## PROBLEM TO WORK ON
Pictures in the records should not be copied, but every other part must be repeated exactly.

--- Begin ENTRIES SUPPLIED ---

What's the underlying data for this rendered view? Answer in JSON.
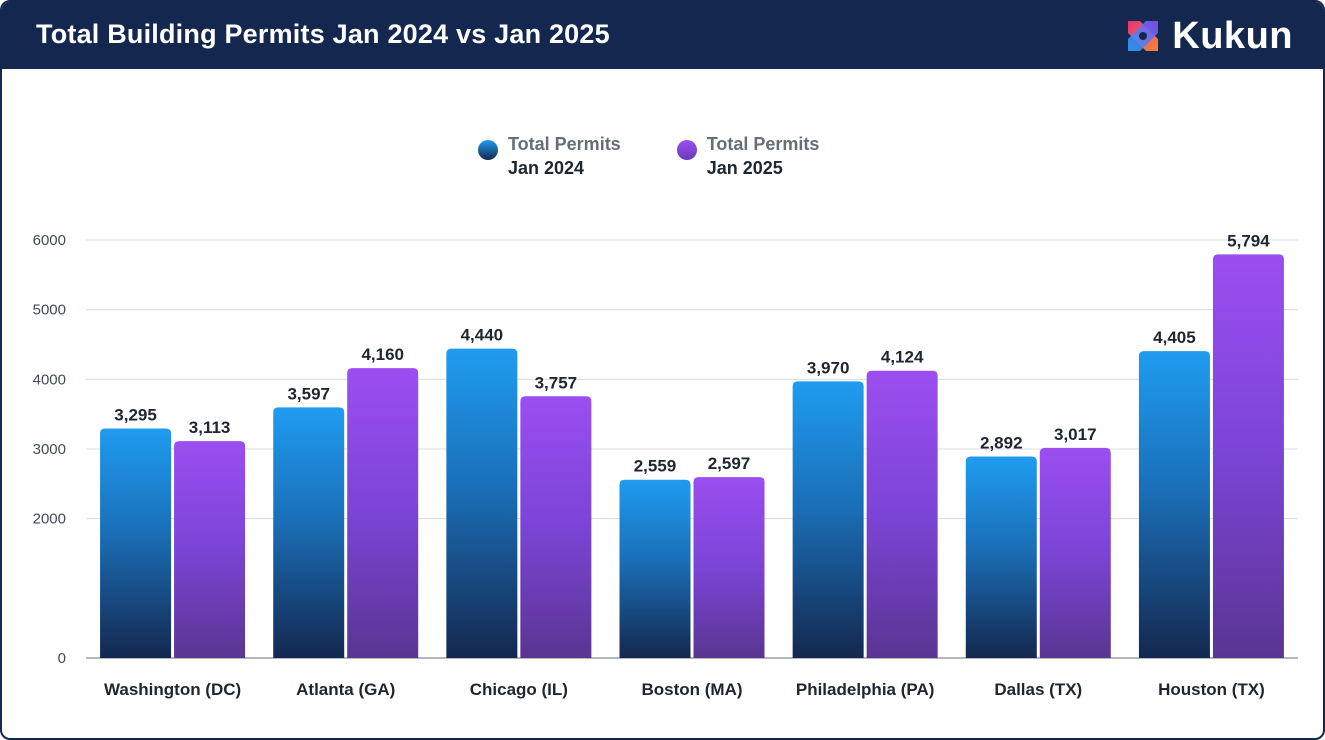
{
  "header": {
    "title": "Total Building Permits Jan 2024 vs Jan 2025",
    "brand": "Kukun"
  },
  "colors": {
    "header_bg": "#14284f",
    "series_2024_top": "#1f9cf0",
    "series_2024_bottom": "#14284f",
    "series_2025_top": "#9b4ef0",
    "series_2025_bottom": "#5a3592"
  },
  "legend": [
    {
      "line1": "Total Permits",
      "line2": "Jan 2024"
    },
    {
      "line1": "Total Permits",
      "line2": "Jan 2025"
    }
  ],
  "chart_data": {
    "type": "bar",
    "title": "Total Building Permits Jan 2024 vs Jan 2025",
    "xlabel": "",
    "ylabel": "",
    "ylim": [
      0,
      6000
    ],
    "yticks": [
      0,
      2000,
      3000,
      4000,
      5000,
      6000
    ],
    "grid": true,
    "legend_position": "top-center",
    "categories": [
      "Washington (DC)",
      "Atlanta (GA)",
      "Chicago (IL)",
      "Boston (MA)",
      "Philadelphia (PA)",
      "Dallas (TX)",
      "Houston (TX)"
    ],
    "series": [
      {
        "name": "Total Permits Jan 2024",
        "values": [
          3295,
          3597,
          4440,
          2559,
          3970,
          2892,
          4405
        ],
        "labels": [
          "3,295",
          "3,597",
          "4,440",
          "2,559",
          "3,970",
          "2,892",
          "4,405"
        ]
      },
      {
        "name": "Total Permits Jan 2025",
        "values": [
          3113,
          4160,
          3757,
          2597,
          4124,
          3017,
          5794
        ],
        "labels": [
          "3,113",
          "4,160",
          "3,757",
          "2,597",
          "4,124",
          "3,017",
          "5,794"
        ]
      }
    ]
  }
}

--- End ENTRIES SUPPLIED ---

## OUTPUT OF THE EXERCISE
What's the underlying data for this rendered view? Answer in JSON.
{
  "header": {
    "title": "Total Building Permits Jan 2024 vs Jan 2025",
    "brand": "Kukun"
  },
  "colors": {
    "header_bg": "#14284f",
    "series_2024_top": "#1f9cf0",
    "series_2024_bottom": "#14284f",
    "series_2025_top": "#9b4ef0",
    "series_2025_bottom": "#5a3592"
  },
  "legend": [
    {
      "line1": "Total Permits",
      "line2": "Jan 2024"
    },
    {
      "line1": "Total Permits",
      "line2": "Jan 2025"
    }
  ],
  "chart_data": {
    "type": "bar",
    "title": "Total Building Permits Jan 2024 vs Jan 2025",
    "xlabel": "",
    "ylabel": "",
    "ylim": [
      0,
      6000
    ],
    "yticks": [
      0,
      2000,
      3000,
      4000,
      5000,
      6000
    ],
    "grid": true,
    "legend_position": "top-center",
    "categories": [
      "Washington (DC)",
      "Atlanta (GA)",
      "Chicago (IL)",
      "Boston (MA)",
      "Philadelphia (PA)",
      "Dallas (TX)",
      "Houston (TX)"
    ],
    "series": [
      {
        "name": "Total Permits Jan 2024",
        "values": [
          3295,
          3597,
          4440,
          2559,
          3970,
          2892,
          4405
        ],
        "labels": [
          "3,295",
          "3,597",
          "4,440",
          "2,559",
          "3,970",
          "2,892",
          "4,405"
        ]
      },
      {
        "name": "Total Permits Jan 2025",
        "values": [
          3113,
          4160,
          3757,
          2597,
          4124,
          3017,
          5794
        ],
        "labels": [
          "3,113",
          "4,160",
          "3,757",
          "2,597",
          "4,124",
          "3,017",
          "5,794"
        ]
      }
    ]
  }
}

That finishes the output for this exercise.